Directions for this task:
Return each line that holds the word "subtitle".

Provided entries:
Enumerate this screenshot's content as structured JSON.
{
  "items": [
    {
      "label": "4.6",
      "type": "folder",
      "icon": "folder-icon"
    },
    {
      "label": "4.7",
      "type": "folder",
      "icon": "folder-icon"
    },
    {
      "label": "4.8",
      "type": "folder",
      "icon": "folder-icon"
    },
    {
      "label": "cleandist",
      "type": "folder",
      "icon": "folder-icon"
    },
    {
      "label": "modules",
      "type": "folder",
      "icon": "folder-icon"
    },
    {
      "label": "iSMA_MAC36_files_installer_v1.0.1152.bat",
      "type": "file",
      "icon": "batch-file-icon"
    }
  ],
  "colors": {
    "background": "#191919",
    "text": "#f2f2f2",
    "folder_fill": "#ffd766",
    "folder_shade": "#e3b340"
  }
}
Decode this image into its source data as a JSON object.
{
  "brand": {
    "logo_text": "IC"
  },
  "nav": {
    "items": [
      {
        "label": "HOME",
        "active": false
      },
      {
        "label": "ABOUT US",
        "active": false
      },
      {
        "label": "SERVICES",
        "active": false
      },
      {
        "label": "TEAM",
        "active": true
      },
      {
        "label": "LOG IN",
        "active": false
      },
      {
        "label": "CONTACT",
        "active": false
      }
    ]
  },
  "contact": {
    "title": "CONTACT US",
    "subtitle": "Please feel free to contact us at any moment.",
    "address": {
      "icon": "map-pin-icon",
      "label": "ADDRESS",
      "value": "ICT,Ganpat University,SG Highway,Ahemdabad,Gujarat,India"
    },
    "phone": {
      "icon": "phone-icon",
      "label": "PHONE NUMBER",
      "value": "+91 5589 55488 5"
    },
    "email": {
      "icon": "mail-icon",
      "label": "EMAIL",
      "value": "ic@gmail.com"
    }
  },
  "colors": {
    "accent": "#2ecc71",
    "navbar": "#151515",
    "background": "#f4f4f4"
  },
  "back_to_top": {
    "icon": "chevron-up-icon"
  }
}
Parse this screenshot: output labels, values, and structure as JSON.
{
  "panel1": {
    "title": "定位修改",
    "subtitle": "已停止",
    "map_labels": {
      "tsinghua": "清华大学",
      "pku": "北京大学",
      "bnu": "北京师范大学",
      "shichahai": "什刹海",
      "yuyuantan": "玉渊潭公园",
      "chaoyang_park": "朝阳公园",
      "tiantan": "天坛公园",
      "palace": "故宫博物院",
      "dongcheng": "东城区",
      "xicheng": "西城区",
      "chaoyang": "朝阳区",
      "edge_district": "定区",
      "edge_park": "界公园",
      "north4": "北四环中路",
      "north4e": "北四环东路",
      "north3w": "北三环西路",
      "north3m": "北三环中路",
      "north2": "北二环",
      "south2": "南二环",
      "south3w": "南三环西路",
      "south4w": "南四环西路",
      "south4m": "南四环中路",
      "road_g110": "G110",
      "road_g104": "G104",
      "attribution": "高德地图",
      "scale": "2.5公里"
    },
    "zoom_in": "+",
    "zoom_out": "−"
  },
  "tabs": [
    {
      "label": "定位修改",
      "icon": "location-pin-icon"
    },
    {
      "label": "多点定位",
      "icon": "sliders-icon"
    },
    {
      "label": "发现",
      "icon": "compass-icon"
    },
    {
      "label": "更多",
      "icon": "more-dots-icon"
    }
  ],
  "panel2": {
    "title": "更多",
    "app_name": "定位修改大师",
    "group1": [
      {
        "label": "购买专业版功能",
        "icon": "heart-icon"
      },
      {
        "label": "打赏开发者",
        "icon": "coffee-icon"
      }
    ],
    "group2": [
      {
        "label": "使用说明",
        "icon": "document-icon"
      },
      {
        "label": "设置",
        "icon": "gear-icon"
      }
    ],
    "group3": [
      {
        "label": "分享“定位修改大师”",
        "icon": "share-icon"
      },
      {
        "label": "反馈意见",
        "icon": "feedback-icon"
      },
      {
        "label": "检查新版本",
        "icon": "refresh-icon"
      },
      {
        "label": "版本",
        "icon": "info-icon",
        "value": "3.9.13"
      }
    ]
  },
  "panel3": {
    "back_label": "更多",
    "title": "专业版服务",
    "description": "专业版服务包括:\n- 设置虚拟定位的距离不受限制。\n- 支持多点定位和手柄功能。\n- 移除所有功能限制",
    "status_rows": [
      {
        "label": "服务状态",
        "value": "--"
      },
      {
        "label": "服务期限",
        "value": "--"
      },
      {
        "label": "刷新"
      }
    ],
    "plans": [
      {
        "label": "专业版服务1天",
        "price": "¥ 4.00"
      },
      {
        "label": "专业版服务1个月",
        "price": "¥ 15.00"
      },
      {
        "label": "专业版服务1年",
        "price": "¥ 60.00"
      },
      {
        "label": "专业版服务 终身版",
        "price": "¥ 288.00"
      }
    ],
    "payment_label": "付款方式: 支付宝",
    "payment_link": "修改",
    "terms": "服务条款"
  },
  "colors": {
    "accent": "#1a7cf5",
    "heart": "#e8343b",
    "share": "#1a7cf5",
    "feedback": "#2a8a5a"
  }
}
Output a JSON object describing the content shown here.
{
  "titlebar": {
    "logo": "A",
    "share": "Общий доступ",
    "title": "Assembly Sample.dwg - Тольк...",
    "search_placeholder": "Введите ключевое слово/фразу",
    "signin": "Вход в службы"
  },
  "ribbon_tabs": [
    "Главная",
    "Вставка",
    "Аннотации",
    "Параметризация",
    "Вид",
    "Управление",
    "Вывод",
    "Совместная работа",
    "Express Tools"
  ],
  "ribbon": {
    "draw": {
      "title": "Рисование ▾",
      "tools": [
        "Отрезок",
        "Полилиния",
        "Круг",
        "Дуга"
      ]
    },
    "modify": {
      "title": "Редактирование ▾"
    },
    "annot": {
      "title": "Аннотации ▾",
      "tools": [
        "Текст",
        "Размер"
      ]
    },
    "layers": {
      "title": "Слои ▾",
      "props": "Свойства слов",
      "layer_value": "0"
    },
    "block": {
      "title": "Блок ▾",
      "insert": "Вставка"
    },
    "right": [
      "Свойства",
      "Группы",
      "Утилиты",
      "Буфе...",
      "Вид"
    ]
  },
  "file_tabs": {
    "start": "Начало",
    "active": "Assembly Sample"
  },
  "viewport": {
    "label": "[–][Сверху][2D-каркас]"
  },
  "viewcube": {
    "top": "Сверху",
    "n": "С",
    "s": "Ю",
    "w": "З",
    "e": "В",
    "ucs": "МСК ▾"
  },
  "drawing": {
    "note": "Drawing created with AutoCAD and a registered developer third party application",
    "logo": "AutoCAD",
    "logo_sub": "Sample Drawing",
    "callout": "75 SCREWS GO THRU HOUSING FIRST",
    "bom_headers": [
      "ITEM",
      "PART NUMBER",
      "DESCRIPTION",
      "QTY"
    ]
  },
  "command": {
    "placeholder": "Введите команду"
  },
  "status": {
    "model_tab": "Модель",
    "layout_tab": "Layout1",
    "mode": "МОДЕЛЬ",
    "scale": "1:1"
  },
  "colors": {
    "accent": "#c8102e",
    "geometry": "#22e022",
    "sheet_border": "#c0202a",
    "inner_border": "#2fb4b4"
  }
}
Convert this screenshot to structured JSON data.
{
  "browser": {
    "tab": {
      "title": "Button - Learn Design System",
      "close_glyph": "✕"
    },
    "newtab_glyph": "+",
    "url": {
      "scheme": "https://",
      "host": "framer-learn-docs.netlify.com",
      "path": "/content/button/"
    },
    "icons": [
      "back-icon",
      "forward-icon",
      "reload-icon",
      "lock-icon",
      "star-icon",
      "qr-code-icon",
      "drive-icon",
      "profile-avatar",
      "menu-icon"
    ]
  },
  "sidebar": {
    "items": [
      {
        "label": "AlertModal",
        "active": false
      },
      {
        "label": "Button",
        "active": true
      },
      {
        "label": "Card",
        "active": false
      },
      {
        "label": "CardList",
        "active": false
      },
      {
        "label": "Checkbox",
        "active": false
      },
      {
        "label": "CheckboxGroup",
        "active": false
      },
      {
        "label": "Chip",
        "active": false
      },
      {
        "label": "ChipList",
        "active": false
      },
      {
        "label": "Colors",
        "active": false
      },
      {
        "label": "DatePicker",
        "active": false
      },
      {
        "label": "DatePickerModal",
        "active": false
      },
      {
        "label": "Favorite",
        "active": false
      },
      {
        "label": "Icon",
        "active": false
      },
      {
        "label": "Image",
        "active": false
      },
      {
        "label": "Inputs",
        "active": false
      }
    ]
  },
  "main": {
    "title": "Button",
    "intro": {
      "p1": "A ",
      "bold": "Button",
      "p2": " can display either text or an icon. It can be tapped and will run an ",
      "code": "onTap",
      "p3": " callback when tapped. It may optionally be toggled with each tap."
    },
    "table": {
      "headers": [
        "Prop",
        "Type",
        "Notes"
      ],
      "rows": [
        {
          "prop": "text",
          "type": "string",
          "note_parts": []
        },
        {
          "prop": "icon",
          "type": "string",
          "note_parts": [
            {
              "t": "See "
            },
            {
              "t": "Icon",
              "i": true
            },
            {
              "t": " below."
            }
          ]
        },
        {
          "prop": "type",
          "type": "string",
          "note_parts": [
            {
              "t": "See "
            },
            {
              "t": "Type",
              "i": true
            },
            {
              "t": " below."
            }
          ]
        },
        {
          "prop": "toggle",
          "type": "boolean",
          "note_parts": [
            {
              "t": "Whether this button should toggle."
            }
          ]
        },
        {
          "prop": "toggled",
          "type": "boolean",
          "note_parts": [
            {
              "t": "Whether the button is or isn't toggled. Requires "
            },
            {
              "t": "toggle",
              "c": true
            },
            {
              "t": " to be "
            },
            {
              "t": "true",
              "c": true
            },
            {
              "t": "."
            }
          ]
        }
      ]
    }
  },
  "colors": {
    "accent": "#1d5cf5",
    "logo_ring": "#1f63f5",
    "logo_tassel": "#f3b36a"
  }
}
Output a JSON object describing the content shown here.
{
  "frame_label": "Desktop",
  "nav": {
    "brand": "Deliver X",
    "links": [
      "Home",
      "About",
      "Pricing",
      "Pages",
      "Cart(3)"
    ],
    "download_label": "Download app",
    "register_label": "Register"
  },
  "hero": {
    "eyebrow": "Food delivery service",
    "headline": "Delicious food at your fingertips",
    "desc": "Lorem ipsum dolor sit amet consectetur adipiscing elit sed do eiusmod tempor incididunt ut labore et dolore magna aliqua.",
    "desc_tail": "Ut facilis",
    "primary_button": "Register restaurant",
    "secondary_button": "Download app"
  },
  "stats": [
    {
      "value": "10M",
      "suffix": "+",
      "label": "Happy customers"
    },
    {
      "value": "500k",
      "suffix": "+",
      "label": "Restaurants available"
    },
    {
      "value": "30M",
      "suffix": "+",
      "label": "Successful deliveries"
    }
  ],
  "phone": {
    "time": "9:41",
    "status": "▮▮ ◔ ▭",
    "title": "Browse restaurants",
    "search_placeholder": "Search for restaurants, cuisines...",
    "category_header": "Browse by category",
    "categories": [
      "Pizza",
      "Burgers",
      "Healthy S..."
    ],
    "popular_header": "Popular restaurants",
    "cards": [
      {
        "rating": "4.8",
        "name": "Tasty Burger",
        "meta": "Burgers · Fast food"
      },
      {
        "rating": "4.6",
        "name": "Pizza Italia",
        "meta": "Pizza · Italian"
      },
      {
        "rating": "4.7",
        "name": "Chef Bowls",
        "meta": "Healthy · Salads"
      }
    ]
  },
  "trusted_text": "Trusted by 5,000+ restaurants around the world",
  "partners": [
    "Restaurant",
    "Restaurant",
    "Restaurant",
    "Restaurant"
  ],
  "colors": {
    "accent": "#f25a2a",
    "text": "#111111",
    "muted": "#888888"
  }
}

Worked solution:
    "subtitle": "Please feel free to contact us at any moment.",
    "subtitle": "已停止",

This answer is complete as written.